> **作成する内容**:
資料の冒頭から「intensity-marker: 1 [420, 316, 433, 330]」を含む行までを、両端の行も含めて書き直し、「intensity-marker」を「quake-marker」に変更してください。それ以外の部分はすべて元のままにしてください。

--- 記録の一覧 ---

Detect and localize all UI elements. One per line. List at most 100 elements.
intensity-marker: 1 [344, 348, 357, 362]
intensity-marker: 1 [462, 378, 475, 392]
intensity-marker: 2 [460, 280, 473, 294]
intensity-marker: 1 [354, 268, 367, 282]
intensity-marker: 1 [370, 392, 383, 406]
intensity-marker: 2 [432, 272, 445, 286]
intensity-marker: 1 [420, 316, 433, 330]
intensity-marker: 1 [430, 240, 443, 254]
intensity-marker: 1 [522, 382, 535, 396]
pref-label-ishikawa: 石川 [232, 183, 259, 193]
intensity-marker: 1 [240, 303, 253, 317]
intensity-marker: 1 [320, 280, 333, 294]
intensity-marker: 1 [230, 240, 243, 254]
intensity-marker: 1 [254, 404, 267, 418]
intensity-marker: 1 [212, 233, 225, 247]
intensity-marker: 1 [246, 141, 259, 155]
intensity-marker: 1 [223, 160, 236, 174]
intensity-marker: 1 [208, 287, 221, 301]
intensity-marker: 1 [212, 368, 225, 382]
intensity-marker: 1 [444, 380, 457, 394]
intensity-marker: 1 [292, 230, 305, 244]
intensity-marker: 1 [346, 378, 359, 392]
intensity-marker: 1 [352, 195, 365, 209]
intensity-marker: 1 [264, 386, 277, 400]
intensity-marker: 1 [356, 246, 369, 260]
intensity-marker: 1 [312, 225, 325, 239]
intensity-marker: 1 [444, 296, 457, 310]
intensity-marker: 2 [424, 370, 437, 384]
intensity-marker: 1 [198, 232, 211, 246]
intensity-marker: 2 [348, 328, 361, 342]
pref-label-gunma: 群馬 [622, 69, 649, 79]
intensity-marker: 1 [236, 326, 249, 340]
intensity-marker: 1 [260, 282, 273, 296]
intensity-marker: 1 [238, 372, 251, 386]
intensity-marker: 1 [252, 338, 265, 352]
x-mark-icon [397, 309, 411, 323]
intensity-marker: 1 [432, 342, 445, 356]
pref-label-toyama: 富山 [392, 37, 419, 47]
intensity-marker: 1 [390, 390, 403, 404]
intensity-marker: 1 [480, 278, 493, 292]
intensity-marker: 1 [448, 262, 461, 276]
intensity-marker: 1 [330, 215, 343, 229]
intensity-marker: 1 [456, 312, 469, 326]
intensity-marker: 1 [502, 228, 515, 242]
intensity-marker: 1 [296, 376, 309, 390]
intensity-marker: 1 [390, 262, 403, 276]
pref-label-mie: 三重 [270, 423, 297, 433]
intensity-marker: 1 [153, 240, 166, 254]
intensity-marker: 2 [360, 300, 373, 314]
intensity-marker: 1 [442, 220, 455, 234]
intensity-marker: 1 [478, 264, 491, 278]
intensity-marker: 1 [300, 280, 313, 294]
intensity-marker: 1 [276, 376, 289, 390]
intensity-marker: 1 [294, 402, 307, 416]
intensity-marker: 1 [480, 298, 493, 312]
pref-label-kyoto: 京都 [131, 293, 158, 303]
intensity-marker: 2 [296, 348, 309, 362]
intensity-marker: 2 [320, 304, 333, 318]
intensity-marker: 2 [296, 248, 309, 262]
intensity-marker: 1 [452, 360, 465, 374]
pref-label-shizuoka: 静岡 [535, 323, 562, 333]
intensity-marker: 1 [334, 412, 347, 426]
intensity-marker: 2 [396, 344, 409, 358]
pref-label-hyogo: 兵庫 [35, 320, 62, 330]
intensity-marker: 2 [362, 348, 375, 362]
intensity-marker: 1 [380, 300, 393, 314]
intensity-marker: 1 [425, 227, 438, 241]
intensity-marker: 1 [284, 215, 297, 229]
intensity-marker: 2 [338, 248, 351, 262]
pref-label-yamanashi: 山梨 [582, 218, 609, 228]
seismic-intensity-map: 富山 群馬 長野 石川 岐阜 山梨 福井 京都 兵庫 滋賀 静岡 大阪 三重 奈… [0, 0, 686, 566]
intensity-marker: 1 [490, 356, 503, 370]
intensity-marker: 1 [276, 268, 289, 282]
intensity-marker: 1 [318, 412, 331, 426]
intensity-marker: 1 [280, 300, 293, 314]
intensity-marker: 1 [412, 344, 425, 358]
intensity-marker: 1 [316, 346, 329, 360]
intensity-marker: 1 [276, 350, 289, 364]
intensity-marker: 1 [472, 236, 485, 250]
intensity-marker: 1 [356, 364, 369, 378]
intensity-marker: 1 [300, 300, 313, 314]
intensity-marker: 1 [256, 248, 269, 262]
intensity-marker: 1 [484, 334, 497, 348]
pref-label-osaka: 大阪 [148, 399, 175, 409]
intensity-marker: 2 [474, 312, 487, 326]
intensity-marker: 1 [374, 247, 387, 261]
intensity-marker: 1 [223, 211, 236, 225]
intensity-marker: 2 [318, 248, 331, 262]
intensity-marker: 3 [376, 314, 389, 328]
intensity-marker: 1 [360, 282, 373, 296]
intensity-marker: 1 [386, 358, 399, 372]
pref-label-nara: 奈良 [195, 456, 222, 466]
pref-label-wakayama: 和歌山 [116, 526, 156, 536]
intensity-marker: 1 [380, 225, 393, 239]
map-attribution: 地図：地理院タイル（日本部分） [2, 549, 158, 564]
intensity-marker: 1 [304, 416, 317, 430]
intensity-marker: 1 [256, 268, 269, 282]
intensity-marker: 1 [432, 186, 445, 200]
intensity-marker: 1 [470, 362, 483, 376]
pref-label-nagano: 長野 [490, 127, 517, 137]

---

> **記述による解答**:
Detect and localize all UI elements. One per line. List at most 100 elements.
quake-marker: 1 [344, 348, 357, 362]
quake-marker: 1 [462, 378, 475, 392]
quake-marker: 2 [460, 280, 473, 294]
quake-marker: 1 [354, 268, 367, 282]
quake-marker: 1 [370, 392, 383, 406]
quake-marker: 2 [432, 272, 445, 286]
quake-marker: 1 [420, 316, 433, 330]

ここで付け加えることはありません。